# Task instructions
Write out the records word for word, with no pictures.

□ □ □

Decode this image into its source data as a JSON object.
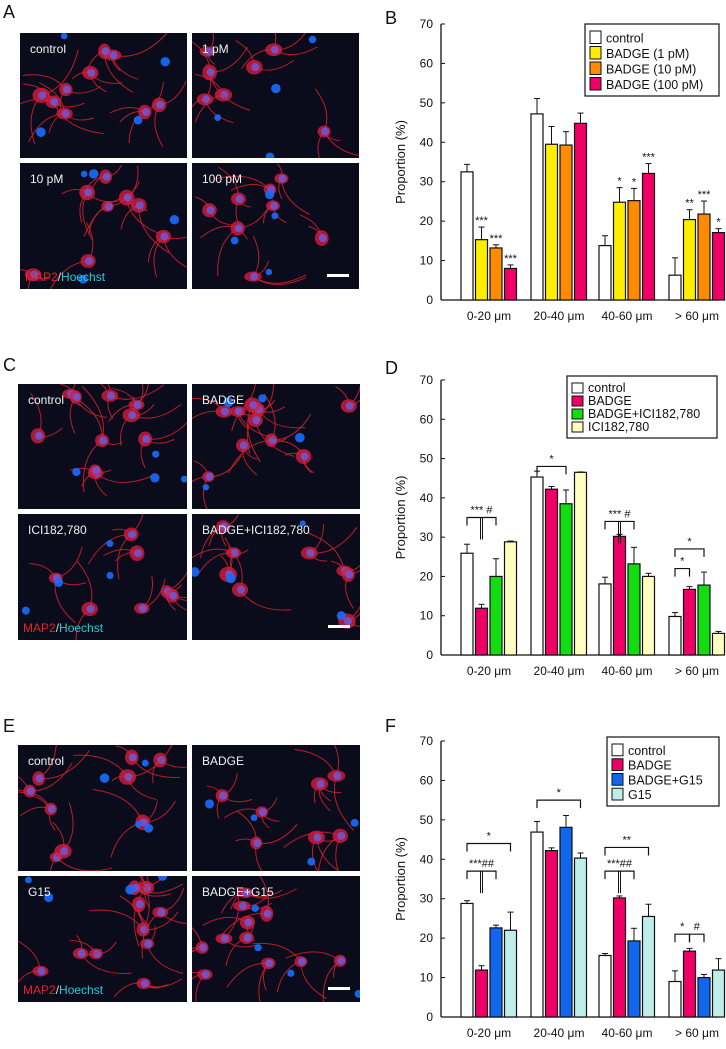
{
  "figure": {
    "panels": {
      "A": {
        "letter": "A",
        "images": [
          {
            "label": "control"
          },
          {
            "label": "1 pM"
          },
          {
            "label": "10 pM"
          },
          {
            "label": "100 pM"
          }
        ],
        "stain": {
          "red": "MAP2",
          "sep": "/",
          "cyan": "Hoechst"
        }
      },
      "C": {
        "letter": "C",
        "images": [
          {
            "label": "control"
          },
          {
            "label": "BADGE"
          },
          {
            "label": "ICI182,780"
          },
          {
            "label": "BADGE+ICI182,780"
          }
        ],
        "stain": {
          "red": "MAP2",
          "sep": "/",
          "cyan": "Hoechst"
        }
      },
      "E": {
        "letter": "E",
        "images": [
          {
            "label": "control"
          },
          {
            "label": "BADGE"
          },
          {
            "label": "G15"
          },
          {
            "label": "BADGE+G15"
          }
        ],
        "stain": {
          "red": "MAP2",
          "sep": "/",
          "cyan": "Hoechst"
        }
      },
      "B": {
        "letter": "B"
      },
      "D": {
        "letter": "D"
      },
      "F": {
        "letter": "F"
      }
    }
  },
  "chart_data": [
    {
      "panel": "B",
      "type": "bar",
      "title": "",
      "xlabel": "",
      "ylabel": "Proportion (%)",
      "ylim": [
        0,
        70
      ],
      "yticks": [
        0,
        10,
        20,
        30,
        40,
        50,
        60,
        70
      ],
      "grid": false,
      "legend_position": "top-right",
      "categories": [
        "0-20 μm",
        "20-40 μm",
        "40-60 μm",
        "> 60 μm"
      ],
      "series": [
        {
          "name": "control",
          "color": "#ffffff",
          "values": [
            32.5,
            47.2,
            13.8,
            6.3
          ],
          "errors": [
            1.9,
            3.9,
            2.5,
            4.4
          ]
        },
        {
          "name": "BADGE (1 pM)",
          "color": "#ffee00",
          "values": [
            15.3,
            39.5,
            24.8,
            20.4
          ],
          "errors": [
            3.2,
            4.5,
            3.7,
            2.5
          ]
        },
        {
          "name": "BADGE (10 pM)",
          "color": "#ff8c00",
          "values": [
            13.2,
            39.3,
            25.2,
            21.8
          ],
          "errors": [
            0.8,
            3.4,
            3.1,
            3.3
          ]
        },
        {
          "name": "BADGE (100 pM)",
          "color": "#ee0066",
          "values": [
            8.0,
            44.8,
            32.1,
            17.1
          ],
          "errors": [
            0.9,
            2.6,
            2.5,
            1.0
          ]
        }
      ],
      "annotations": [
        {
          "text": "***",
          "category": 0,
          "series": 1
        },
        {
          "text": "***",
          "category": 0,
          "series": 2
        },
        {
          "text": "***",
          "category": 0,
          "series": 3
        },
        {
          "text": "*",
          "category": 2,
          "series": 1
        },
        {
          "text": "*",
          "category": 2,
          "series": 2
        },
        {
          "text": "***",
          "category": 2,
          "series": 3
        },
        {
          "text": "**",
          "category": 3,
          "series": 1
        },
        {
          "text": "***",
          "category": 3,
          "series": 2
        },
        {
          "text": "*",
          "category": 3,
          "series": 3
        }
      ]
    },
    {
      "panel": "D",
      "type": "bar",
      "title": "",
      "xlabel": "",
      "ylabel": "Proportion (%)",
      "ylim": [
        0,
        70
      ],
      "yticks": [
        0,
        10,
        20,
        30,
        40,
        50,
        60,
        70
      ],
      "grid": false,
      "legend_position": "top-right",
      "categories": [
        "0-20 μm",
        "20-40 μm",
        "40-60 μm",
        "> 60 μm"
      ],
      "series": [
        {
          "name": "control",
          "color": "#ffffff",
          "values": [
            25.9,
            45.3,
            18.1,
            9.8
          ],
          "errors": [
            2.3,
            1.5,
            1.7,
            1.0
          ]
        },
        {
          "name": "BADGE",
          "color": "#ee0066",
          "values": [
            11.9,
            42.2,
            30.2,
            16.7
          ],
          "errors": [
            1.0,
            0.7,
            0.5,
            0.7
          ]
        },
        {
          "name": "BADGE+ICI182,780",
          "color": "#11dd11",
          "values": [
            20.0,
            38.5,
            23.2,
            17.8
          ],
          "errors": [
            4.5,
            3.5,
            4.2,
            3.3
          ]
        },
        {
          "name": "ICI182,780",
          "color": "#ffffc0",
          "values": [
            28.8,
            46.5,
            20.0,
            5.5
          ],
          "errors": [
            0.2,
            0.1,
            0.8,
            0.5
          ]
        }
      ],
      "annotations": [
        {
          "text": "*** #",
          "category": 0,
          "type": "bracket"
        },
        {
          "text": "*",
          "category": 1,
          "type": "bracket"
        },
        {
          "text": "*** #",
          "category": 2,
          "type": "bracket"
        },
        {
          "text": "*",
          "category": 3,
          "type": "bracket"
        },
        {
          "text": "*",
          "category": 3,
          "type": "bracket"
        }
      ]
    },
    {
      "panel": "F",
      "type": "bar",
      "title": "",
      "xlabel": "",
      "ylabel": "Proportion (%)",
      "ylim": [
        0,
        70
      ],
      "yticks": [
        0,
        10,
        20,
        30,
        40,
        50,
        60,
        70
      ],
      "grid": false,
      "legend_position": "top-right",
      "categories": [
        "0-20 μm",
        "20-40 μm",
        "40-60 μm",
        "> 60 μm"
      ],
      "series": [
        {
          "name": "control",
          "color": "#ffffff",
          "values": [
            28.8,
            46.9,
            15.6,
            9.0
          ],
          "errors": [
            0.7,
            2.7,
            0.5,
            2.7
          ]
        },
        {
          "name": "BADGE",
          "color": "#ee0066",
          "values": [
            11.9,
            42.2,
            30.2,
            16.7
          ],
          "errors": [
            1.1,
            0.7,
            0.5,
            0.7
          ]
        },
        {
          "name": "BADGE+G15",
          "color": "#1166ee",
          "values": [
            22.6,
            48.1,
            19.3,
            10.0
          ],
          "errors": [
            0.7,
            3.0,
            3.2,
            0.8
          ]
        },
        {
          "name": "G15",
          "color": "#bfeeea",
          "values": [
            22.0,
            40.3,
            25.5,
            11.9
          ],
          "errors": [
            4.6,
            1.3,
            3.1,
            2.9
          ]
        }
      ],
      "annotations": [
        {
          "text": "*",
          "category": 0,
          "type": "bracket"
        },
        {
          "text": "***##",
          "category": 0,
          "type": "bracket"
        },
        {
          "text": "*",
          "category": 1,
          "type": "bracket"
        },
        {
          "text": "**",
          "category": 2,
          "type": "bracket"
        },
        {
          "text": "***##",
          "category": 2,
          "type": "bracket"
        },
        {
          "text": "*",
          "category": 3,
          "type": "bracket"
        },
        {
          "text": "#",
          "category": 3,
          "type": "bracket"
        }
      ]
    }
  ]
}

□ □ □

# Full answer
Decode this image into its source data as a JSON object.
{
  "figure": {
    "panels": {
      "A": {
        "letter": "A",
        "images": [
          {
            "label": "control"
          },
          {
            "label": "1 pM"
          },
          {
            "label": "10 pM"
          },
          {
            "label": "100 pM"
          }
        ],
        "stain": {
          "red": "MAP2",
          "sep": "/",
          "cyan": "Hoechst"
        }
      },
      "C": {
        "letter": "C",
        "images": [
          {
            "label": "control"
          },
          {
            "label": "BADGE"
          },
          {
            "label": "ICI182,780"
          },
          {
            "label": "BADGE+ICI182,780"
          }
        ],
        "stain": {
          "red": "MAP2",
          "sep": "/",
          "cyan": "Hoechst"
        }
      },
      "E": {
        "letter": "E",
        "images": [
          {
            "label": "control"
          },
          {
            "label": "BADGE"
          },
          {
            "label": "G15"
          },
          {
            "label": "BADGE+G15"
          }
        ],
        "stain": {
          "red": "MAP2",
          "sep": "/",
          "cyan": "Hoechst"
        }
      },
      "B": {
        "letter": "B"
      },
      "D": {
        "letter": "D"
      },
      "F": {
        "letter": "F"
      }
    }
  },
  "chart_data": [
    {
      "panel": "B",
      "type": "bar",
      "title": "",
      "xlabel": "",
      "ylabel": "Proportion (%)",
      "ylim": [
        0,
        70
      ],
      "yticks": [
        0,
        10,
        20,
        30,
        40,
        50,
        60,
        70
      ],
      "grid": false,
      "legend_position": "top-right",
      "categories": [
        "0-20 μm",
        "20-40 μm",
        "40-60 μm",
        "> 60 μm"
      ],
      "series": [
        {
          "name": "control",
          "color": "#ffffff",
          "values": [
            32.5,
            47.2,
            13.8,
            6.3
          ],
          "errors": [
            1.9,
            3.9,
            2.5,
            4.4
          ]
        },
        {
          "name": "BADGE (1 pM)",
          "color": "#ffee00",
          "values": [
            15.3,
            39.5,
            24.8,
            20.4
          ],
          "errors": [
            3.2,
            4.5,
            3.7,
            2.5
          ]
        },
        {
          "name": "BADGE (10 pM)",
          "color": "#ff8c00",
          "values": [
            13.2,
            39.3,
            25.2,
            21.8
          ],
          "errors": [
            0.8,
            3.4,
            3.1,
            3.3
          ]
        },
        {
          "name": "BADGE (100 pM)",
          "color": "#ee0066",
          "values": [
            8.0,
            44.8,
            32.1,
            17.1
          ],
          "errors": [
            0.9,
            2.6,
            2.5,
            1.0
          ]
        }
      ],
      "annotations": [
        {
          "text": "***",
          "category": 0,
          "series": 1
        },
        {
          "text": "***",
          "category": 0,
          "series": 2
        },
        {
          "text": "***",
          "category": 0,
          "series": 3
        },
        {
          "text": "*",
          "category": 2,
          "series": 1
        },
        {
          "text": "*",
          "category": 2,
          "series": 2
        },
        {
          "text": "***",
          "category": 2,
          "series": 3
        },
        {
          "text": "**",
          "category": 3,
          "series": 1
        },
        {
          "text": "***",
          "category": 3,
          "series": 2
        },
        {
          "text": "*",
          "category": 3,
          "series": 3
        }
      ]
    },
    {
      "panel": "D",
      "type": "bar",
      "title": "",
      "xlabel": "",
      "ylabel": "Proportion (%)",
      "ylim": [
        0,
        70
      ],
      "yticks": [
        0,
        10,
        20,
        30,
        40,
        50,
        60,
        70
      ],
      "grid": false,
      "legend_position": "top-right",
      "categories": [
        "0-20 μm",
        "20-40 μm",
        "40-60 μm",
        "> 60 μm"
      ],
      "series": [
        {
          "name": "control",
          "color": "#ffffff",
          "values": [
            25.9,
            45.3,
            18.1,
            9.8
          ],
          "errors": [
            2.3,
            1.5,
            1.7,
            1.0
          ]
        },
        {
          "name": "BADGE",
          "color": "#ee0066",
          "values": [
            11.9,
            42.2,
            30.2,
            16.7
          ],
          "errors": [
            1.0,
            0.7,
            0.5,
            0.7
          ]
        },
        {
          "name": "BADGE+ICI182,780",
          "color": "#11dd11",
          "values": [
            20.0,
            38.5,
            23.2,
            17.8
          ],
          "errors": [
            4.5,
            3.5,
            4.2,
            3.3
          ]
        },
        {
          "name": "ICI182,780",
          "color": "#ffffc0",
          "values": [
            28.8,
            46.5,
            20.0,
            5.5
          ],
          "errors": [
            0.2,
            0.1,
            0.8,
            0.5
          ]
        }
      ],
      "annotations": [
        {
          "text": "*** #",
          "category": 0,
          "type": "bracket"
        },
        {
          "text": "*",
          "category": 1,
          "type": "bracket"
        },
        {
          "text": "*** #",
          "category": 2,
          "type": "bracket"
        },
        {
          "text": "*",
          "category": 3,
          "type": "bracket"
        },
        {
          "text": "*",
          "category": 3,
          "type": "bracket"
        }
      ]
    },
    {
      "panel": "F",
      "type": "bar",
      "title": "",
      "xlabel": "",
      "ylabel": "Proportion (%)",
      "ylim": [
        0,
        70
      ],
      "yticks": [
        0,
        10,
        20,
        30,
        40,
        50,
        60,
        70
      ],
      "grid": false,
      "legend_position": "top-right",
      "categories": [
        "0-20 μm",
        "20-40 μm",
        "40-60 μm",
        "> 60 μm"
      ],
      "series": [
        {
          "name": "control",
          "color": "#ffffff",
          "values": [
            28.8,
            46.9,
            15.6,
            9.0
          ],
          "errors": [
            0.7,
            2.7,
            0.5,
            2.7
          ]
        },
        {
          "name": "BADGE",
          "color": "#ee0066",
          "values": [
            11.9,
            42.2,
            30.2,
            16.7
          ],
          "errors": [
            1.1,
            0.7,
            0.5,
            0.7
          ]
        },
        {
          "name": "BADGE+G15",
          "color": "#1166ee",
          "values": [
            22.6,
            48.1,
            19.3,
            10.0
          ],
          "errors": [
            0.7,
            3.0,
            3.2,
            0.8
          ]
        },
        {
          "name": "G15",
          "color": "#bfeeea",
          "values": [
            22.0,
            40.3,
            25.5,
            11.9
          ],
          "errors": [
            4.6,
            1.3,
            3.1,
            2.9
          ]
        }
      ],
      "annotations": [
        {
          "text": "*",
          "category": 0,
          "type": "bracket"
        },
        {
          "text": "***##",
          "category": 0,
          "type": "bracket"
        },
        {
          "text": "*",
          "category": 1,
          "type": "bracket"
        },
        {
          "text": "**",
          "category": 2,
          "type": "bracket"
        },
        {
          "text": "***##",
          "category": 2,
          "type": "bracket"
        },
        {
          "text": "*",
          "category": 3,
          "type": "bracket"
        },
        {
          "text": "#",
          "category": 3,
          "type": "bracket"
        }
      ]
    }
  ]
}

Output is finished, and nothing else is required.